Exercise text:

Another study by researchers at the University of Toronto in 2003 looked at early-childhood intervention programs from a dollars-and-cents perspective, estimating that a national child-care program launched in Canada could provide annual benefits worth $10.2 billion at a cost of $7.9 billion; a 29% return on investment. A similar U.S. study puts the rate of return in that country as high as $17 per $1 spent!

Quick Review

  • When there are positive externalities, or external benefits, a market economy, left to itself, will typically produce too little of the good or activity. The socially optimal quantity of the good or activity can be achieved by an optimal Pigouvian subsidy.

  • The most important example of external benefits in the economy is the creation of knowledge through technology spillover.

Check Your Understanding 16-3

CHECK YOUR UNDERSTANDING 16-3

Question 16.5

In 2010-2011, government grants to Canadian universities and colleges totalled almost $20 billion. The federal government channelled another $3 billion in grants and loans to students. Provincial and territorial governments also provided grants and loans to post-secondary students. Explain why this can be an optimal policy to encourage the creation of knowledge.

Task goal:
Continue the textbook passage on external benefits and Pigouvian subsidies, starting right after its final sentence.

Information given:
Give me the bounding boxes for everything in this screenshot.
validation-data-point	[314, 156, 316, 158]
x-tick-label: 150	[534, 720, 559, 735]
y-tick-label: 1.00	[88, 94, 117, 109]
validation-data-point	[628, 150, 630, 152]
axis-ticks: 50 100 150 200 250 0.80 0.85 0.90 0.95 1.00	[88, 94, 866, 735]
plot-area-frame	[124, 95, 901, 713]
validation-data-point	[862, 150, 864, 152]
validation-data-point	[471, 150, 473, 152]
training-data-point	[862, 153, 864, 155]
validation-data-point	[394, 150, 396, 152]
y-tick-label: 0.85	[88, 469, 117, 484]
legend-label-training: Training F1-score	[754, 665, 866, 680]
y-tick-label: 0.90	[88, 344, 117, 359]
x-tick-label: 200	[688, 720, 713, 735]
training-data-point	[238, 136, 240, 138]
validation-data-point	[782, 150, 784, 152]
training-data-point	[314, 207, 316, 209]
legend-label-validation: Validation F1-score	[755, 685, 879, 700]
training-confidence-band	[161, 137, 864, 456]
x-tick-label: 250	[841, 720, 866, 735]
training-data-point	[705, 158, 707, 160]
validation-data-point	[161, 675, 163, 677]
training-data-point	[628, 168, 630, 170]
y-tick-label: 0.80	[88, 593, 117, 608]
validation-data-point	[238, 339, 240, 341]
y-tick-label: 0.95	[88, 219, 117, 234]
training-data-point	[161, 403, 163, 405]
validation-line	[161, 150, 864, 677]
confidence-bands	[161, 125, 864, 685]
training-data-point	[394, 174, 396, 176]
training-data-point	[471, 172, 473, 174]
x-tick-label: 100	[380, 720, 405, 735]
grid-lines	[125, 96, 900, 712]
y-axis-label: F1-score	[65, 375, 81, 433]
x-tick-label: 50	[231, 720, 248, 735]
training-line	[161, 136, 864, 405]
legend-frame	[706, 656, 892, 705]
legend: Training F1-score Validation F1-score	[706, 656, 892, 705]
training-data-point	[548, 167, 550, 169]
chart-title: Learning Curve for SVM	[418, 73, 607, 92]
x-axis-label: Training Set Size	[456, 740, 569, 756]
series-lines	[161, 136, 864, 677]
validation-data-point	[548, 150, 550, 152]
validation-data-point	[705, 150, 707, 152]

Expected output:
Post secondary education provides external benefits through the creation of knowledge. And government grants and student aid acts like a Pigouvian subsidy on higher education. If the marginal social benefit of higher education is $30 billion, then to obtain an optimal policy provincial and territorial governments need to provide $7 billion in student aid.

Question 16.6

In each of the following cases, determine whether an external cost or an external benefit is imposed and what an appropriate policy response would be.

  1. Trees planted in urban areas improve air quality and lower summer temperatures.

  2. Water-saving toilets reduce the need to pump water from rivers and aquifers. The cost of a litre of water to homeowners is virtually zero.

  3. Old computer monitors contain toxic materials that pollute the environment when improperly disposed of.

  1. Planting trees imposes an external benefit: the marginal social benefit of planting trees is higher than the marginal benefit to individual tree planters, since many people (not just those who plant the trees) can benefit from the increased air quality and lower summer temperatures. The difference between the marginal social benefit and the marginal benefit to individual tree planters is the marginal external benefit. A Pigouvian subsidy could be placed on each tree planted in urban areas in order to increase the marginal benefit to individual tree planters to the same level as the marginal social benefit.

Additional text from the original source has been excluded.